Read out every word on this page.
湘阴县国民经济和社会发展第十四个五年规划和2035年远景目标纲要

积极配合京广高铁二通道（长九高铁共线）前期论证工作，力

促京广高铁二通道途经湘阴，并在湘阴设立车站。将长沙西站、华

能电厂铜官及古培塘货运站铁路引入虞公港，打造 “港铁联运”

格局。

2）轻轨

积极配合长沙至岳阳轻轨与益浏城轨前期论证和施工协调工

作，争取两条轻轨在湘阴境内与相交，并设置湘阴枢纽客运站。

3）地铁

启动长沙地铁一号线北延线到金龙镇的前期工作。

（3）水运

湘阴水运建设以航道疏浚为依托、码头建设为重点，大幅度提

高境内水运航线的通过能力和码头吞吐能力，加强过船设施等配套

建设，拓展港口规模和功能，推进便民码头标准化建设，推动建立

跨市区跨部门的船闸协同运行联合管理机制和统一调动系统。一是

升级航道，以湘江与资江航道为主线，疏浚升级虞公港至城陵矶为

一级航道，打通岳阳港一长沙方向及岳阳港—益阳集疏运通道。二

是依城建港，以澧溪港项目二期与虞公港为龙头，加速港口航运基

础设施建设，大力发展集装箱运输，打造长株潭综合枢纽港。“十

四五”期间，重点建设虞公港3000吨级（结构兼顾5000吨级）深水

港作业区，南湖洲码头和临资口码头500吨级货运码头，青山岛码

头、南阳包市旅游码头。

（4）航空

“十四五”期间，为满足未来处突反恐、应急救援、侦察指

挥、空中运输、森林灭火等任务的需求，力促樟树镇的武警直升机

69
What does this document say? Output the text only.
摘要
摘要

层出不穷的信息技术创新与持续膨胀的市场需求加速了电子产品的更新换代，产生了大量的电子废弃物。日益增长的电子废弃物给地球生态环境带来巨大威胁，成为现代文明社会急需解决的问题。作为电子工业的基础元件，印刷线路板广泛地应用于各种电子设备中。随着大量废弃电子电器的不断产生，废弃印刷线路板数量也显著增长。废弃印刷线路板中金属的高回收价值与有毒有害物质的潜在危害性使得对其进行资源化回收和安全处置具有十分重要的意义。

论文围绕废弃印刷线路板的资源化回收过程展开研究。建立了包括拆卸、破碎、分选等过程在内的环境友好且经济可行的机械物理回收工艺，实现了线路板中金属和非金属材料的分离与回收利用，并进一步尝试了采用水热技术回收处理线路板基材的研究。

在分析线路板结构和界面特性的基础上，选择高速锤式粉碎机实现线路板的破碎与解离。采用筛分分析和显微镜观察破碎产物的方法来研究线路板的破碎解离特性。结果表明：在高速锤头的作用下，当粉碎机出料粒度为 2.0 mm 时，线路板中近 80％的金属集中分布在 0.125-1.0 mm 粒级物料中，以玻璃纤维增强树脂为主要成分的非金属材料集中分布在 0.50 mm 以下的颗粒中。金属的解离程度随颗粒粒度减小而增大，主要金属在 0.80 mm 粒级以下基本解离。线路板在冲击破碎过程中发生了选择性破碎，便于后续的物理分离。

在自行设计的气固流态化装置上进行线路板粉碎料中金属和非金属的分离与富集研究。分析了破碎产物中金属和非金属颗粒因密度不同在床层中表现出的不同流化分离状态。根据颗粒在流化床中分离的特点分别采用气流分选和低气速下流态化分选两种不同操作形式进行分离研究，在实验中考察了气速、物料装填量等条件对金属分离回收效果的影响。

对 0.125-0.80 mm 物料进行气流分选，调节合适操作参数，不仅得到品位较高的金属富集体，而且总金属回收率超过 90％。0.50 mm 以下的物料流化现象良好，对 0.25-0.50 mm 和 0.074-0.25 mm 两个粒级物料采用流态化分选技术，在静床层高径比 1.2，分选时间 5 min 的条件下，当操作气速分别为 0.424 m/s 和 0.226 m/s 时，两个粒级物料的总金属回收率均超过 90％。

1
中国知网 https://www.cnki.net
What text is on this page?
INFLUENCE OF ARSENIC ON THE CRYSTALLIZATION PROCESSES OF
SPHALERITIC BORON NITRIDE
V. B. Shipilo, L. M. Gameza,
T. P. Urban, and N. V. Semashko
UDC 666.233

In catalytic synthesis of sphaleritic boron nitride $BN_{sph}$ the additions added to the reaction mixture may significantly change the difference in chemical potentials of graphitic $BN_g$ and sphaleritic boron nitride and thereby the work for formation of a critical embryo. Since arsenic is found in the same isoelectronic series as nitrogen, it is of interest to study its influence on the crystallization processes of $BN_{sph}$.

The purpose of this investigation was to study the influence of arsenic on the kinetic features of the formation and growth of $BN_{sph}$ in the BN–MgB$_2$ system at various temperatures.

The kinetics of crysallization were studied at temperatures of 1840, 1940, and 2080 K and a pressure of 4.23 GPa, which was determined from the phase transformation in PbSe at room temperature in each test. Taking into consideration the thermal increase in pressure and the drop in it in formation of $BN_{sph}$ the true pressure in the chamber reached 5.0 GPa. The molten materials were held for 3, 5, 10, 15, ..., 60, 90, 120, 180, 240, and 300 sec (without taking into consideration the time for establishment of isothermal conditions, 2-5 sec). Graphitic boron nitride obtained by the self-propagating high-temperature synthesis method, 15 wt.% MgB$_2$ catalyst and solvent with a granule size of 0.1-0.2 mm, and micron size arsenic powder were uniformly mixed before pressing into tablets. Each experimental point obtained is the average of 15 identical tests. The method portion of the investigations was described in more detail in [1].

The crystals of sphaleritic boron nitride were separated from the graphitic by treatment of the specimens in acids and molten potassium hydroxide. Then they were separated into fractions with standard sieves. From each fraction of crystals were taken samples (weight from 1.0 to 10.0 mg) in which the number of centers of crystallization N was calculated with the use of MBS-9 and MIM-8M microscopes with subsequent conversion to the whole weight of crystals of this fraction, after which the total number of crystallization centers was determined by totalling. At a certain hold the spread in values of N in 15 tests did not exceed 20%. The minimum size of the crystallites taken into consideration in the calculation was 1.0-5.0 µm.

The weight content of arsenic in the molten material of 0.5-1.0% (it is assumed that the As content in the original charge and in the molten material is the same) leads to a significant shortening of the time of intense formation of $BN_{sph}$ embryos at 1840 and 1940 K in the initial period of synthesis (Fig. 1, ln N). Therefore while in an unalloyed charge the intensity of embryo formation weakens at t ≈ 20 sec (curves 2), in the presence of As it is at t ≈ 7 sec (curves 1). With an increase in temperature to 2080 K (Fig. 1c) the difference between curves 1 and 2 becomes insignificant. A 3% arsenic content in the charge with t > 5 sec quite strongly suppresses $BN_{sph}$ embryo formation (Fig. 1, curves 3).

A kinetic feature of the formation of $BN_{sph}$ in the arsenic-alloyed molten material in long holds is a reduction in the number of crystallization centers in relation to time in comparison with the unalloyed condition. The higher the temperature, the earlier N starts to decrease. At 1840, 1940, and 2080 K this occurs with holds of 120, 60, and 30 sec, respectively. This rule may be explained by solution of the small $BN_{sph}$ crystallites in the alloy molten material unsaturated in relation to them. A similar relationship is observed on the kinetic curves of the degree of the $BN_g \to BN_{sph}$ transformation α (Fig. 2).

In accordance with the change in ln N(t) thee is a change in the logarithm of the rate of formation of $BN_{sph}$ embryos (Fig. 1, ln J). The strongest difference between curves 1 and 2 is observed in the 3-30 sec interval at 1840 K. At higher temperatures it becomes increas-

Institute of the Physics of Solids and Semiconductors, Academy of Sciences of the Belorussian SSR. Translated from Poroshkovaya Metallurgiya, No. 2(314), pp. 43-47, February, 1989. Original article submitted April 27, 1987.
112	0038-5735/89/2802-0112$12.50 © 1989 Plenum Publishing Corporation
□ □ □ □ □
• _Description of the task_:
Type out all of the material again, word for word.

• _Solution to this exercise_:
Read out every word on this page.
湘阴县国民经济和社会发展第十四个五年规划和2035年远景目标纲要

积极配合京广高铁二通道（长九高铁共线）前期论证工作，力

促京广高铁二通道途经湘阴，并在湘阴设立车站。将长沙西站、华

能电厂铜官及古培塘货运站铁路引入虞公港，打造 “港铁联运”

格局。

2）轻轨

积极配合长沙至岳阳轻轨与益浏城轨前期论证和施工协调工

作，争取两条轻轨在湘阴境内与相交，并设置湘阴枢纽客运站。

3）地铁

启动长沙地铁一号线北延线到金龙镇的前期工作。

（3）水运

湘阴水运建设以航道疏浚为依托、码头建设为重点，大幅度提

高境内水运航线的通过能力和码头吞吐能力，加强过船设施等配套

建设，拓展港口规模和功能，推进便民码头标准化建设，推动建立

跨市区跨部门的船闸协同运行联合管理机制和统一调动系统。一是

升级航道，以湘江与资江航道为主线，疏浚升级虞公港至城陵矶为

一级航道，打通岳阳港一长沙方向及岳阳港—益阳集疏运通道。二

是依城建港，以澧溪港项目二期与虞公港为龙头，加速港口航运基

础设施建设，大力发展集装箱运输，打造长株潭综合枢纽港。“十

四五”期间，重点建设虞公港3000吨级（结构兼顾5000吨级）深水

港作业区，南湖洲码头和临资口码头500吨级货运码头，青山岛码

头、南阳包市旅游码头。

（4）航空

“十四五”期间，为满足未来处突反恐、应急救援、侦察指

挥、空中运输、森林灭火等任务的需求，力促樟树镇的武警直升机

69
What does this document say? Output the text only.
摘要
摘要

层出不穷的信息技术创新与持续膨胀的市场需求加速了电子产品的更新换代，产生了大量的电子废弃物。日益增长的电子废弃物给地球生态环境带来巨大威胁，成为现代文明社会急需解决的问题。作为电子工业的基础元件，印刷线路板广泛地应用于各种电子设备中。随着大量废弃电子电器的不断产生，废弃印刷线路板数量也显著增长。废弃印刷线路板中金属的高回收价值与有毒有害物质的潜在危害性使得对其进行资源化回收和安全处置具有十分重要的意义。

论文围绕废弃印刷线路板的资源化回收过程展开研究。建立了包括拆卸、破碎、分选等过程在内的环境友好且经济可行的机械物理回收工艺，实现了线路板中金属和非金属材料的分离与回收利用，并进一步尝试了采用水热技术回收处理线路板基材的研究。

在分析线路板结构和界面特性的基础上，选择高速锤式粉碎机实现线路板的破碎与解离。采用筛分分析和显微镜观察破碎产物的方法来研究线路板的破碎解离特性。结果表明：在高速锤头的作用下，当粉碎机出料粒度为 2.0 mm 时，线路板中近 80％的金属集中分布在 0.125-1.0 mm 粒级物料中，以玻璃纤维增强树脂为主要成分的非金属材料集中分布在 0.50 mm 以下的颗粒中。金属的解离程度随颗粒粒度减小而增大，主要金属在 0.80 mm 粒级以下基本解离。线路板在冲击破碎过程中发生了选择性破碎，便于后续的物理分离。

在自行设计的气固流态化装置上进行线路板粉碎料中金属和非金属的分离与富集研究。分析了破碎产物中金属和非金属颗粒因密度不同在床层中表现出的不同流化分离状态。根据颗粒在流化床中分离的特点分别采用气流分选和低气速下流态化分选两种不同操作形式进行分离研究，在实验中考察了气速、物料装填量等条件对金属分离回收效果的影响。

对 0.125-0.80 mm 物料进行气流分选，调节合适操作参数，不仅得到品位较高的金属富集体，而且总金属回收率超过 90％。0.50 mm 以下的物料流化现象良好，对 0.25-0.50 mm 和 0.074-0.25 mm 两个粒级物料采用流态化分选技术，在静床层高径比 1.2，分选时间 5 min 的条件下，当操作气速分别为 0.424 m/s 和 0.226 m/s 时，两个粒级物料的总金属回收率均超过 90％。

1
中国知网 https://www.cnki.net
What text is on this page?
INFLUENCE OF ARSENIC ON THE CRYSTALLIZATION PROCESSES OF
SPHALERITIC BORON NITRIDE
V. B. Shipilo, L. M. Gameza,
T. P. Urban, and N. V. Semashko
UDC 666.233

In catalytic synthesis of sphaleritic boron nitride $BN_{sph}$ the additions added to the reaction mixture may significantly change the difference in chemical potentials of graphitic $BN_g$ and sphaleritic boron nitride and thereby the work for formation of a critical embryo. Since arsenic is found in the same isoelectronic series as nitrogen, it is of interest to study its influence on the crystallization processes of $BN_{sph}$.

The purpose of this investigation was to study the influence of arsenic on the kinetic features of the formation and growth of $BN_{sph}$ in the BN–MgB$_2$ system at various temperatures.

The kinetics of crysallization were studied at temperatures of 1840, 1940, and 2080 K and a pressure of 4.23 GPa, which was determined from the phase transformation in PbSe at room temperature in each test. Taking into consideration the thermal increase in pressure and the drop in it in formation of $BN_{sph}$ the true pressure in the chamber reached 5.0 GPa. The molten materials were held for 3, 5, 10, 15, ..., 60, 90, 120, 180, 240, and 300 sec (without taking into consideration the time for establishment of isothermal conditions, 2-5 sec). Graphitic boron nitride obtained by the self-propagating high-temperature synthesis method, 15 wt.% MgB$_2$ catalyst and solvent with a granule size of 0.1-0.2 mm, and micron size arsenic powder were uniformly mixed before pressing into tablets. Each experimental point obtained is the average of 15 identical tests. The method portion of the investigations was described in more detail in [1].

The crystals of sphaleritic boron nitride were separated from the graphitic by treatment of the specimens in acids and molten potassium hydroxide. Then they were separated into fractions with standard sieves. From each fraction of crystals were taken samples (weight from 1.0 to 10.0 mg) in which the number of centers of crystallization N was calculated with the use of MBS-9 and MIM-8M microscopes with subsequent conversion to the whole weight of crystals of this fraction, after which the total number of crystallization centers was determined by totalling. At a certain hold the spread in values of N in 15 tests did not exceed 20%. The minimum size of the crystallites taken into consideration in the calculation was 1.0-5.0 µm.

The weight content of arsenic in the molten material of 0.5-1.0% (it is assumed that the As content in the original charge and in the molten material is the same) leads to a significant shortening of the time of intense formation of $BN_{sph}$ embryos at 1840 and 1940 K in the initial period of synthesis (Fig. 1, ln N). Therefore while in an unalloyed charge the intensity of embryo formation weakens at t ≈ 20 sec (curves 2), in the presence of As it is at t ≈ 7 sec (curves 1). With an increase in temperature to 2080 K (Fig. 1c) the difference between curves 1 and 2 becomes insignificant. A 3% arsenic content in the charge with t > 5 sec quite strongly suppresses $BN_{sph}$ embryo formation (Fig. 1, curves 3).

A kinetic feature of the formation of $BN_{sph}$ in the arsenic-alloyed molten material in long holds is a reduction in the number of crystallization centers in relation to time in comparison with the unalloyed condition. The higher the temperature, the earlier N starts to decrease. At 1840, 1940, and 2080 K this occurs with holds of 120, 60, and 30 sec, respectively. This rule may be explained by solution of the small $BN_{sph}$ crystallites in the alloy molten material unsaturated in relation to them. A similar relationship is observed on the kinetic curves of the degree of the $BN_g \to BN_{sph}$ transformation α (Fig. 2).

In accordance with the change in ln N(t) thee is a change in the logarithm of the rate of formation of $BN_{sph}$ embryos (Fig. 1, ln J). The strongest difference between curves 1 and 2 is observed in the 3-30 sec interval at 1840 K. At higher temperatures it becomes increas-

Institute of the Physics of Solids and Semiconductors, Academy of Sciences of the Belorussian SSR. Translated from Poroshkovaya Metallurgiya, No. 2(314), pp. 43-47, February, 1989. Original article submitted April 27, 1987.
112	0038-5735/89/2802-0112$12.50 © 1989 Plenum Publishing Corporation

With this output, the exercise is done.